- INPUT FOR THIS TASK:
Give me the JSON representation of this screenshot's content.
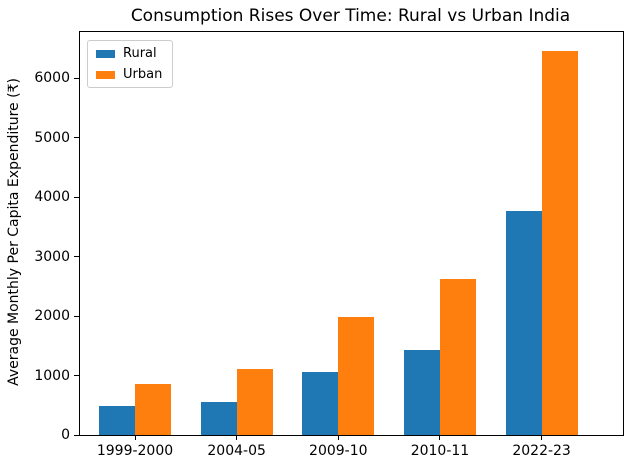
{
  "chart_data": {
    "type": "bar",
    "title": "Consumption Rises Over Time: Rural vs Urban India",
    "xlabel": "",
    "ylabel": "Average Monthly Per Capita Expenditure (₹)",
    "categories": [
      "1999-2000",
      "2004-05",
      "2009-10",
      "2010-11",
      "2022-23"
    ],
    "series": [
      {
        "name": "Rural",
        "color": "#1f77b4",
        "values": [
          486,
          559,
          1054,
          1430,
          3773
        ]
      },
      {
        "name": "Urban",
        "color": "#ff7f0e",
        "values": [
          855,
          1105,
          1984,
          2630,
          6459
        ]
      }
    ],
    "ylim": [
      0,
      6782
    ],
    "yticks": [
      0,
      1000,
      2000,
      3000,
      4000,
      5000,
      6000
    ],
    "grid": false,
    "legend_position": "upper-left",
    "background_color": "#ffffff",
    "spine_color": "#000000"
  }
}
--
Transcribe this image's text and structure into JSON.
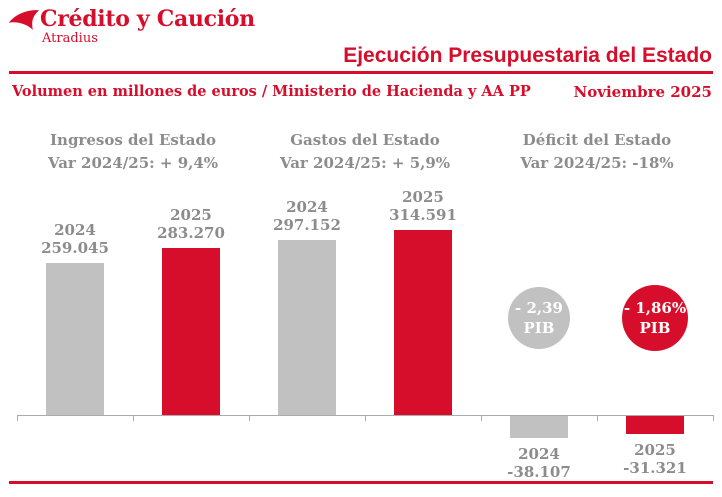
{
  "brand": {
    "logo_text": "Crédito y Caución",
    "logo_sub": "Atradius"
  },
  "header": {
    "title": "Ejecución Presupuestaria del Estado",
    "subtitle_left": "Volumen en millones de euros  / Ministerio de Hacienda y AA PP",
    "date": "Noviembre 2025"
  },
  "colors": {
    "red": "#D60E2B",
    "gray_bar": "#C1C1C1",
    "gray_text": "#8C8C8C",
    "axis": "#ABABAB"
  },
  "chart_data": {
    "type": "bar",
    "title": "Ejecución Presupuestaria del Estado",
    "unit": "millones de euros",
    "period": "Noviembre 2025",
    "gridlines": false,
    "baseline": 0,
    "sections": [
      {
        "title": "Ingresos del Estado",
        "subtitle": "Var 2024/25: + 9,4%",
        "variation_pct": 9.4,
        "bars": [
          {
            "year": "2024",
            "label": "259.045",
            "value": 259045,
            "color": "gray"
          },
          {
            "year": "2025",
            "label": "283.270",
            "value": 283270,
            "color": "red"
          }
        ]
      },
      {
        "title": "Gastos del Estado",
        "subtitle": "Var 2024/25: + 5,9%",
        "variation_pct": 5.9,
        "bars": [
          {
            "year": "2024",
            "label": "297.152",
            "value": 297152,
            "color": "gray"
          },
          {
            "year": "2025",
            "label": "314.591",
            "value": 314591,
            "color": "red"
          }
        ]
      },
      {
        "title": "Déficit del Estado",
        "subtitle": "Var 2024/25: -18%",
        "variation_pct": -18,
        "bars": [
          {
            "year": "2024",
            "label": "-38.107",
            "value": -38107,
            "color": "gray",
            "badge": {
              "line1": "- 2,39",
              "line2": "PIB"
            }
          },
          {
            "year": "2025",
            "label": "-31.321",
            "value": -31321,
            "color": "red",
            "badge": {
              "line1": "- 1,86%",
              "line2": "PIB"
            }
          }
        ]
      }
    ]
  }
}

- WORK TO COMPLETE: Above are several records. Count the lines among them that contain "Urban" and give only the total.

- REPLY: 2